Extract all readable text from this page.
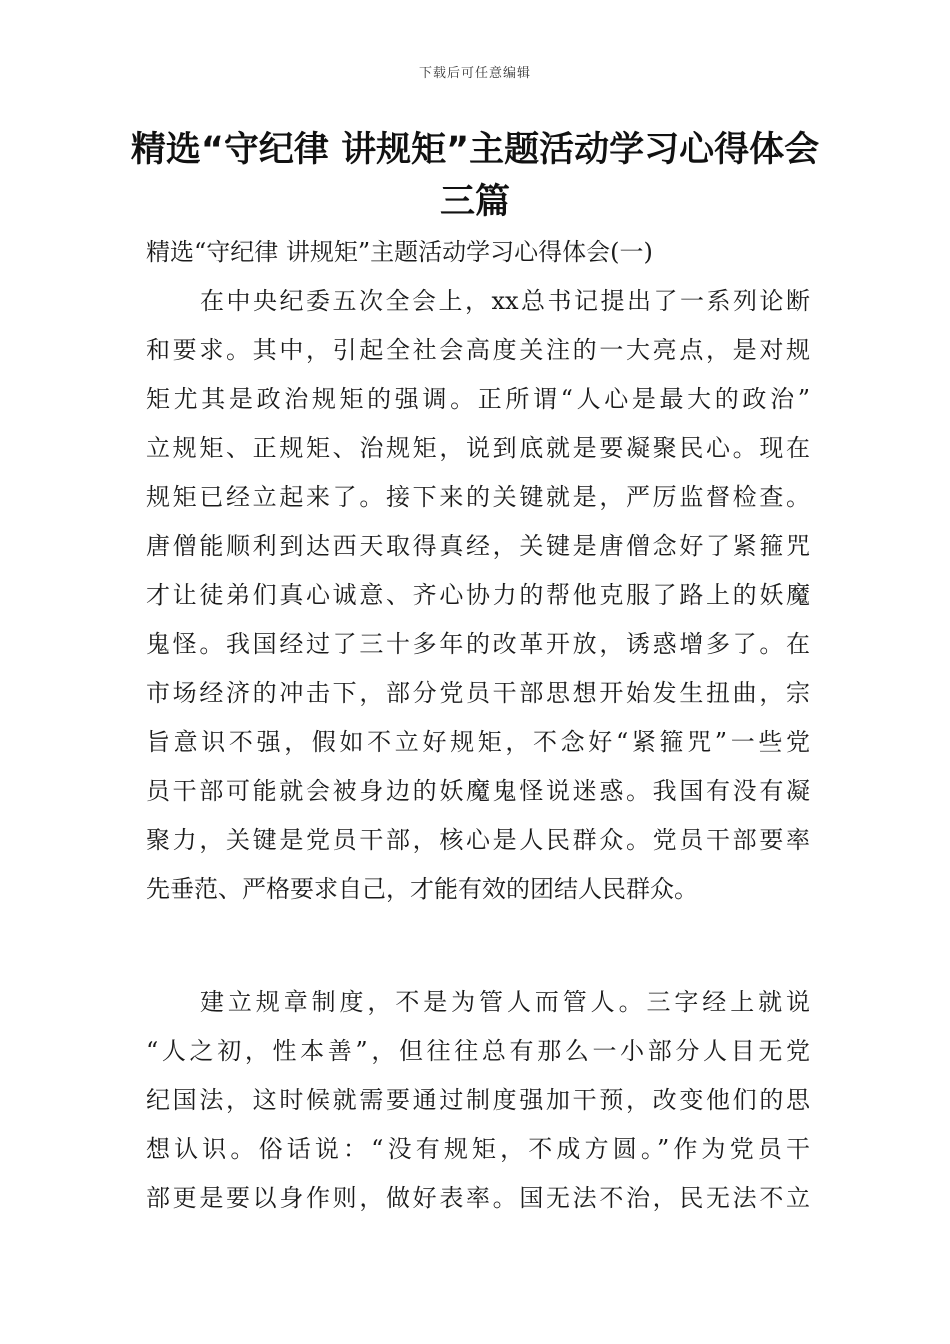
下载后可任意编辑
精选“守纪律 讲规矩”主题活动学习心得体会三篇

精选“守纪律 讲规矩”主题活动学习心得体会(一)

在中央纪委五次全会上，xx总书记提出了一系列论断
和要求。其中，引起全社会高度关注的一大亮点，是对规
矩尤其是政治规矩的强调。正所谓“人心是最大的政治”
立规矩、正规矩、治规矩，说到底就是要凝聚民心。现在
规矩已经立起来了。接下来的关键就是，严厉监督检查。
唐僧能顺利到达西天取得真经，关键是唐僧念好了紧箍咒
才让徒弟们真心诚意、齐心协力的帮他克服了路上的妖魔
鬼怪。我国经过了三十多年的改革开放，诱惑增多了。在
市场经济的冲击下，部分党员干部思想开始发生扭曲，宗
旨意识不强，假如不立好规矩，不念好“紧箍咒”一些党
员干部可能就会被身边的妖魔鬼怪说迷惑。我国有没有凝
聚力，关键是党员干部，核心是人民群众。党员干部要率
先垂范、严格要求自己，才能有效的团结人民群众。
建立规章制度，不是为管人而管人。三字经上就说
“人之初，性本善”，但往往总有那么一小部分人目无党
纪国法，这时候就需要通过制度强加干预，改变他们的思
想认识。俗话说：“没有规矩，不成方圆。”作为党员干
部更是要以身作则，做好表率。国无法不治，民无法不立
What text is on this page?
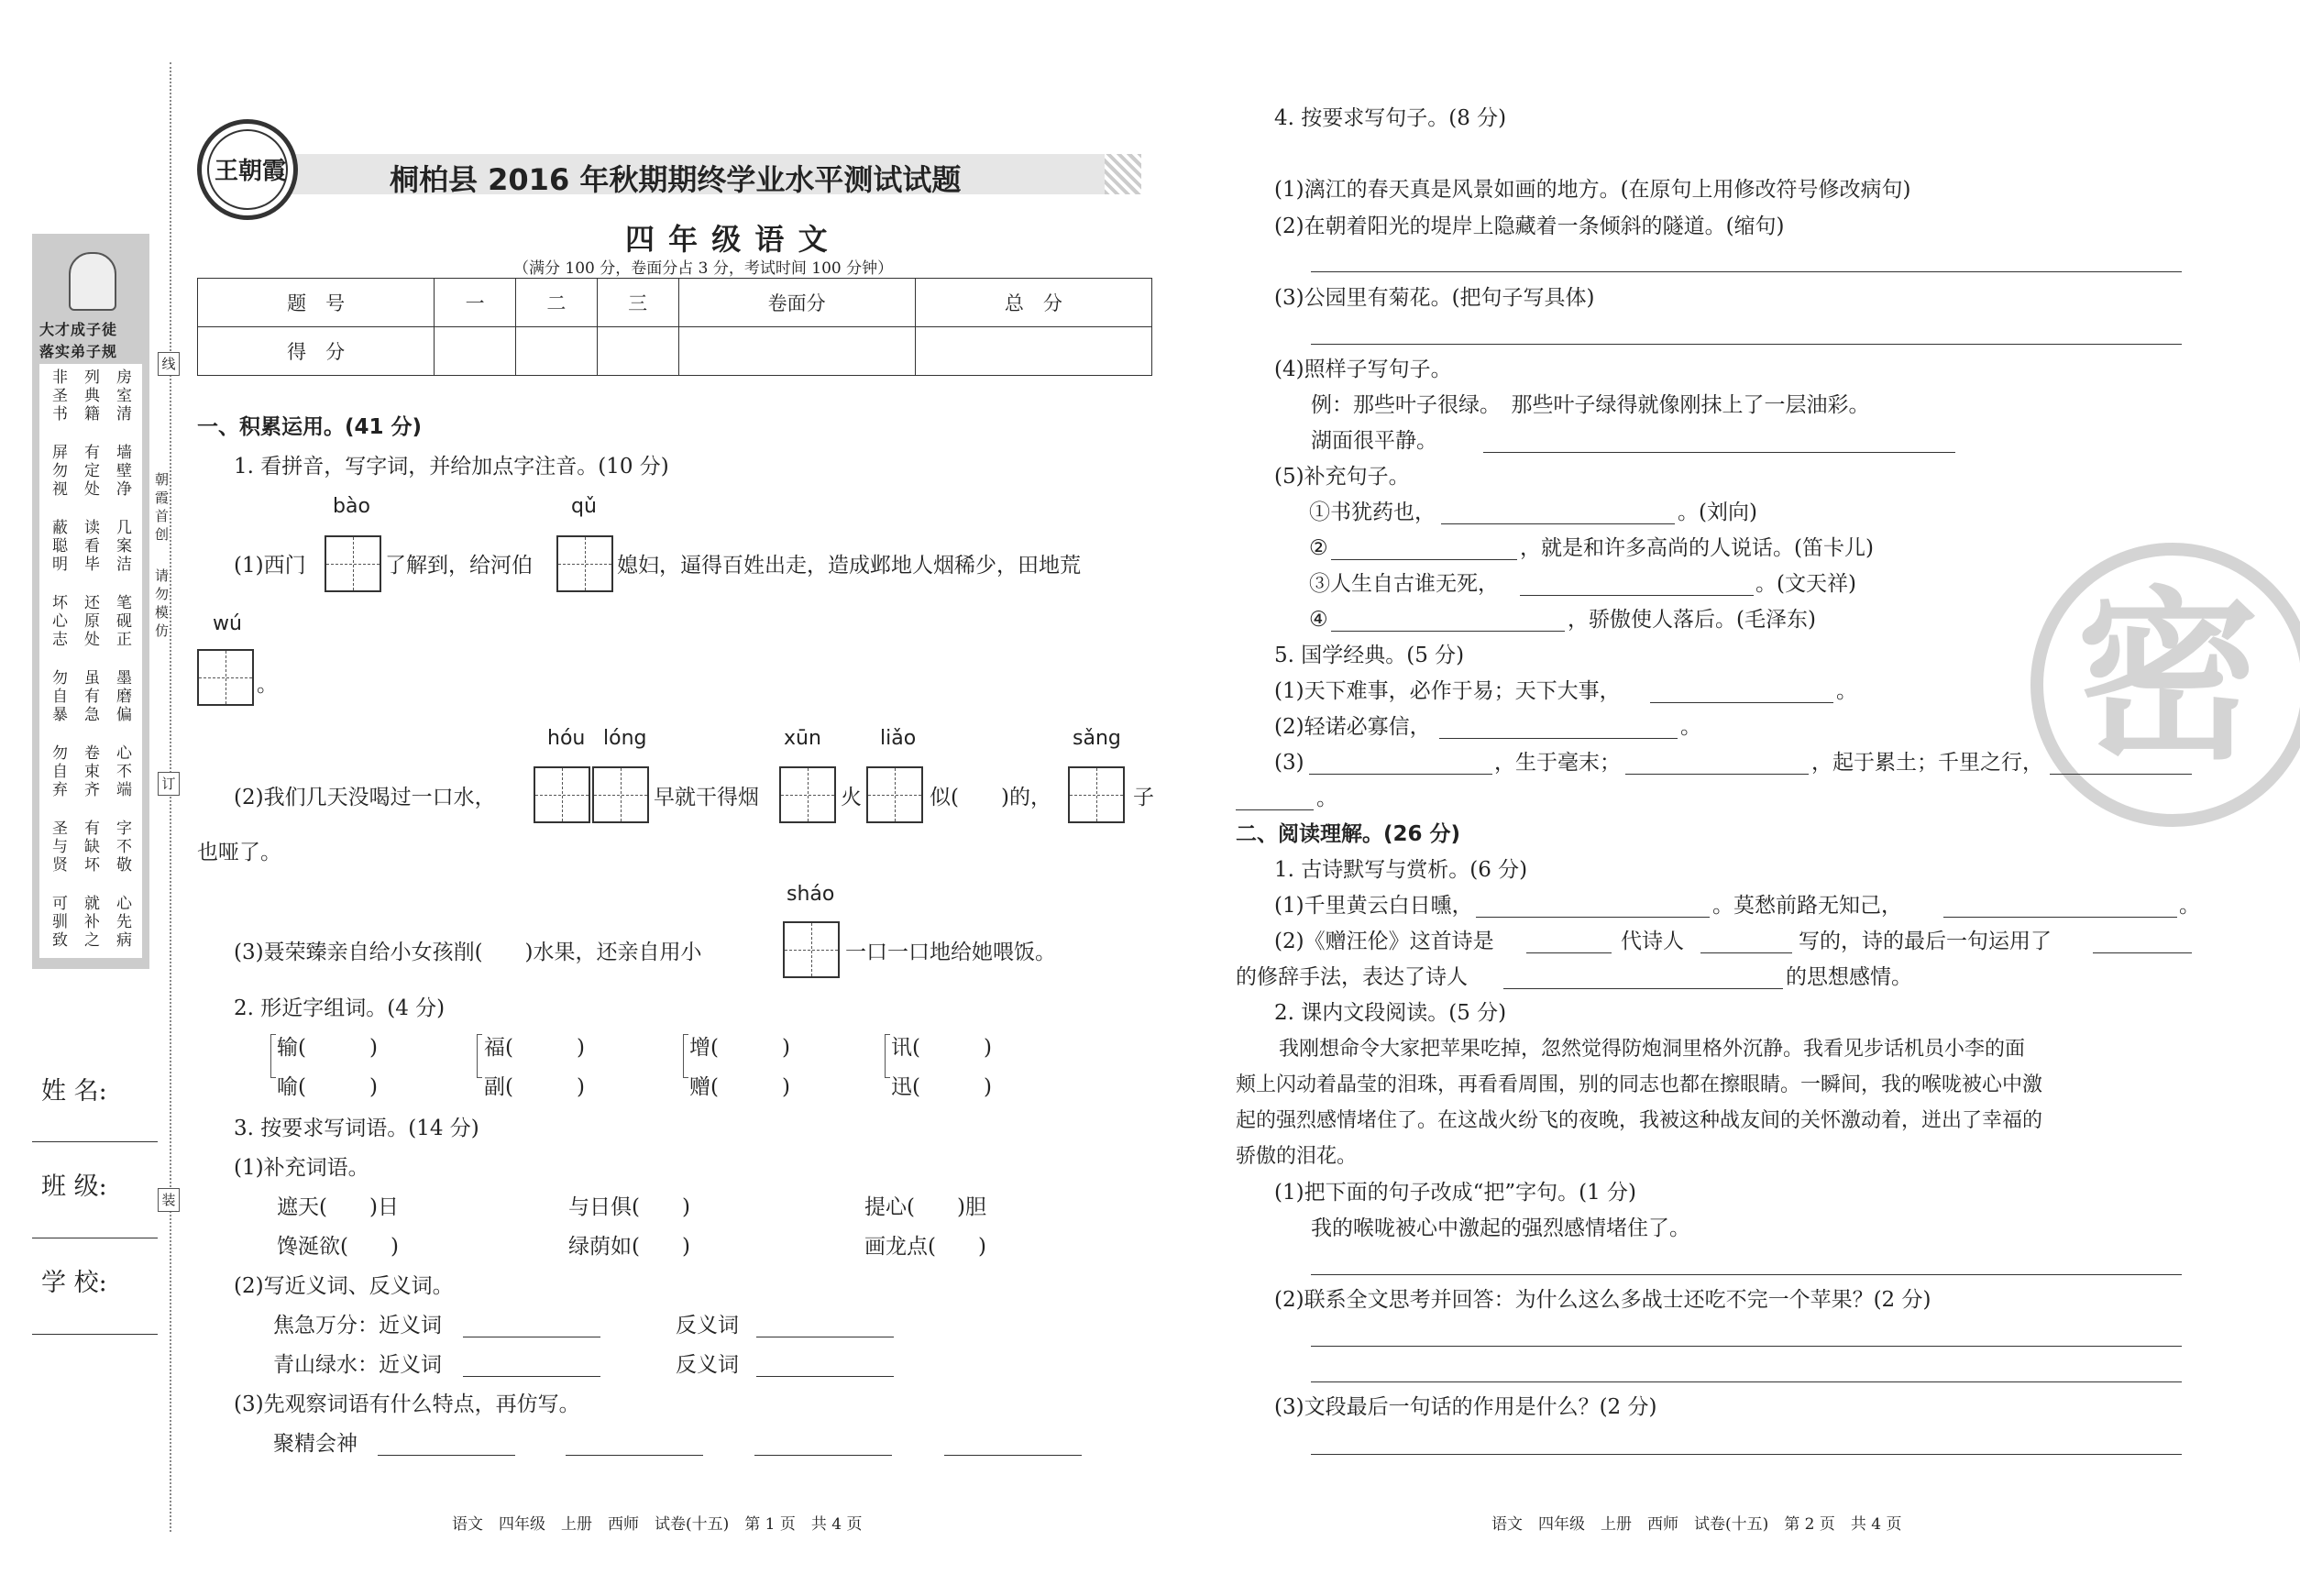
大才成子徒
落实弟子规
非圣书 列典籍 房室清
屏勿视 有定处 墙壁净
蔽聪明 读看毕 几案洁
坏心志 还原处 笔砚正
勿自暴 虽有急 墨磨偏
勿自弃 卷束齐 心不端
圣与贤 有缺坏 字不敬
可驯致 就补之 心先病
朝霞首创
请勿模仿
线
订
装
姓 名:
班 级:
学 校:
王朝霞	桐柏县 2016 年秋期期终学业水平测试试题
四 年 级 语 文
（满分 100 分，卷面分占 3 分，考试时间 100 分钟）
题　号	一	二	三	卷面分	总　分
得　分					
一、积累运用。(41 分)
1. 看拼音，写字词，并给加点字注音。(10 分)
bào	qǔ
(1)西门	了解到，给河伯	媳妇，逼得百姓出走，造成邺地人烟稀少，田地荒
wú
。
hóu lóng	xūn	liǎo	sǎng
(2)我们几天没喝过一口水，	早就干得烟	火	似(　　)的，	子
也哑了。
sháo
(3)聂荣臻亲自给小女孩削(　　)水果，还亲自用小	一口一口地给她喂饭。
2. 形近字组词。(4 分)
输(　　　)
喻(　　　)
福(　　　)
副(　　　)
增(　　　)
赠(　　　)
讯(　　　)
迅(　　　)
3. 按要求写词语。(14 分)
(1)补充词语。
遮天(　　)日	与日俱(　　)	提心(　　)胆
馋涎欲(　　)	绿荫如(　　)	画龙点(　　)
(2)写近义词、反义词。
焦急万分：近义词	反义词
青山绿水：近义词	反义词
(3)先观察词语有什么特点，再仿写。
聚精会神
语文　四年级　上册　西师　试卷(十五)　第 1 页　共 4 页
密
4. 按要求写句子。(8 分)
(1)漓江的春天真是风景如画的地方。(在原句上用修改符号修改病句)
(2)在朝着阳光的堤岸上隐藏着一条倾斜的隧道。(缩句)
(3)公园里有菊花。(把句子写具体)
(4)照样子写句子。
例：那些叶子很绿。　那些叶子绿得就像刚抹上了一层油彩。
湖面很平静。
(5)补充句子。
①书犹药也，	。(刘向)
②	，就是和许多高尚的人说话。(笛卡儿)
③人生自古谁无死，	。(文天祥)
④	，骄傲使人落后。(毛泽东)
5. 国学经典。(5 分)
(1)天下难事，必作于易；天下大事，	。
(2)轻诺必寡信，	。
(3)	，生于毫末；	，起于累土；千里之行，
。
二、阅读理解。(26 分)
1. 古诗默写与赏析。(6 分)
(1)千里黄云白日曛，	。莫愁前路无知己，	。
(2)《赠汪伦》这首诗是	代诗人	写的，诗的最后一句运用了
的修辞手法，表达了诗人	的思想感情。
2. 课内文段阅读。(5 分)
我刚想命令大家把苹果吃掉，忽然觉得防炮洞里格外沉静。我看见步话机员小李的面
颊上闪动着晶莹的泪珠，再看看周围，别的同志也都在擦眼睛。一瞬间，我的喉咙被心中激
起的强烈感情堵住了。在这战火纷飞的夜晚，我被这种战友间的关怀激动着，迸出了幸福的
骄傲的泪花。
(1)把下面的句子改成“把”字句。(1 分)
我的喉咙被心中激起的强烈感情堵住了。
(2)联系全文思考并回答：为什么这么多战士还吃不完一个苹果？(2 分)
(3)文段最后一句话的作用是什么？(2 分)
语文　四年级　上册　西师　试卷(十五)　第 2 页　共 4 页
━━━━━━━━━━━━━━━━━━━━
Aim:
Your task is to list each line of the records with the word "page".

Result of this exercise:
Extract all readable text from this page.
What text is on this page?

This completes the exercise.